■ **TASK 1**
In the forum thread below, replace "suggestions" with "recommendations" and write out everything from "Just add a spoon" down to "made so far.".
-------- QUOTED PASSAGE
Just add a spoon and your'e done!!

Reactions: Funny 6


----------



## antonherbst (22/11/17)

Last push on this thread. Thanks for the suggestions made so far.

Reactions: Like 1


----------



## Friep (22/11/17)

If the budget was a bit more I would look at the smok stick v8 with the big baby beast if I am not mistaken should have awsome flavour but think its almost double the budget and then the ijust s also good on flavour and the option with changing tanks is a plus but then one could look at the Pico range as well wich is one of the best starter kits available but then its way out of budget.

Reactions: Like 1


----------



## antonherbst (22/11/17)

Friep said:


> If the budget was a bit more I would look at the smok stick v8 with the big baby beast if I am not mistaken should have awsome flavour but think its almost double the budget and then the ijust s also good on flavour and the option with changing tanks is a plus but then one could look at the Pico range as well wich is one of the best starter kits available but then its way out of budget.
----------------
-------- AVAILABLE DATA
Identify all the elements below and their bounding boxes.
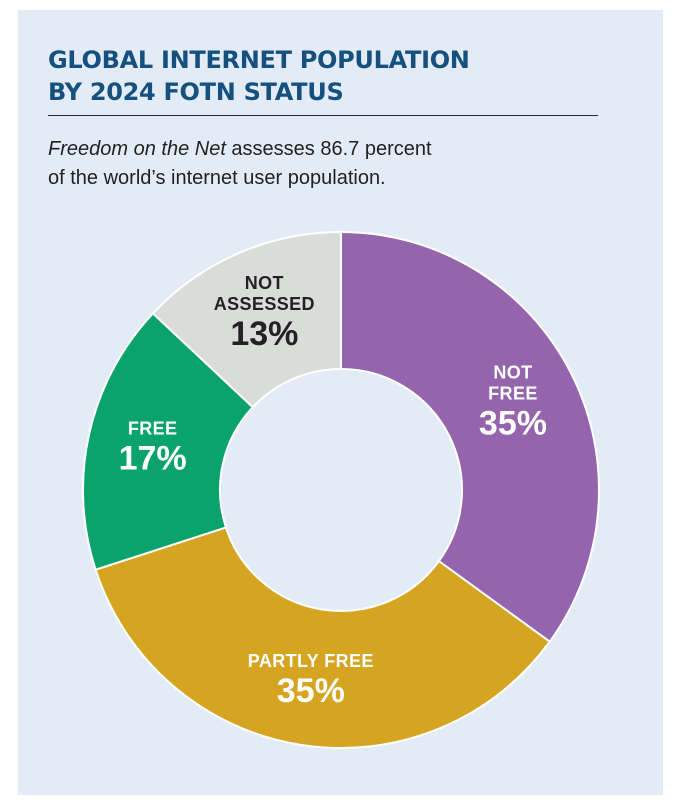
chart-subtitle: Freedom on the Net assesses 86.7 percent…: [48, 135, 608, 193]
slice-label: FREE: [128, 418, 178, 438]
slice-value-label: 35%: [479, 404, 547, 442]
chart-subtitle-line-2: of the world’s internet user population.: [48, 167, 386, 189]
slice-value-label: 17%: [119, 439, 187, 477]
donut-slice-free: [82, 311, 255, 571]
chart-title-line-1: GLOBAL INTERNET POPULATION: [48, 46, 470, 74]
donut-slice-partly-free: [94, 526, 552, 749]
slice-label: NOT: [245, 273, 284, 293]
subtitle-text-1: assesses 86.7 percent: [225, 138, 432, 160]
donut-slices: [82, 230, 600, 749]
chart-title-line-2: BY 2024 FOTN STATUS: [48, 78, 344, 106]
chart-subtitle-line-1: Freedom on the Net assesses 86.7 percent: [48, 135, 608, 164]
donut-slice-not-assessed: [151, 230, 342, 409]
slice-label: ASSESSED: [214, 294, 315, 314]
slice-label: NOT: [493, 362, 532, 382]
publication-name: Freedom on the Net: [48, 138, 226, 160]
slice-label: PARTLY FREE: [248, 651, 374, 671]
slice-value-label: 35%: [277, 672, 345, 710]
donut-slice-not-free: [340, 230, 600, 644]
chart-title: GLOBAL INTERNET POPULATION BY 2024 FOTN …: [48, 44, 608, 108]
title-divider: [48, 115, 598, 116]
slice-label: FREE: [488, 383, 538, 403]
slice-value-label: 13%: [230, 315, 298, 353]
----------------
■ **TASK 2**
Echo the records above, which follow the forum thread, line for line, and leave out the picture.

■ **EXERCISE OUTPUT 1**
Just add a spoon and your'e done!!

Reactions: Funny 6


----------



## antonherbst (22/11/17)

Last push on this thread. Thanks for the recommendations made so far.

■ **EXERCISE OUTPUT 2**
Identify all the elements below and their bounding boxes.
chart-subtitle: Freedom on the Net assesses 86.7 percent…: [48, 135, 608, 193]
slice-label: FREE: [128, 418, 178, 438]
slice-value-label: 35%: [479, 404, 547, 442]
chart-subtitle-line-2: of the world’s internet user population.: [48, 167, 386, 189]
slice-value-label: 17%: [119, 439, 187, 477]
donut-slice-free: [82, 311, 255, 571]
chart-title-line-1: GLOBAL INTERNET POPULATION: [48, 46, 470, 74]
donut-slice-partly-free: [94, 526, 552, 749]
slice-label: NOT: [245, 273, 284, 293]
subtitle-text-1: assesses 86.7 percent: [225, 138, 432, 160]
donut-slices: [82, 230, 600, 749]
chart-title-line-2: BY 2024 FOTN STATUS: [48, 78, 344, 106]
chart-subtitle-line-1: Freedom on the Net assesses 86.7 percent: [48, 135, 608, 164]
donut-slice-not-assessed: [151, 230, 342, 409]
slice-label: ASSESSED: [214, 294, 315, 314]
slice-label: NOT: [493, 362, 532, 382]
publication-name: Freedom on the Net: [48, 138, 226, 160]
slice-label: PARTLY FREE: [248, 651, 374, 671]
slice-value-label: 35%: [277, 672, 345, 710]
donut-slice-not-free: [340, 230, 600, 644]
chart-title: GLOBAL INTERNET POPULATION BY 2024 FOTN …: [48, 44, 608, 108]
title-divider: [48, 115, 598, 116]
slice-label: FREE: [488, 383, 538, 403]
slice-value-label: 13%: [230, 315, 298, 353]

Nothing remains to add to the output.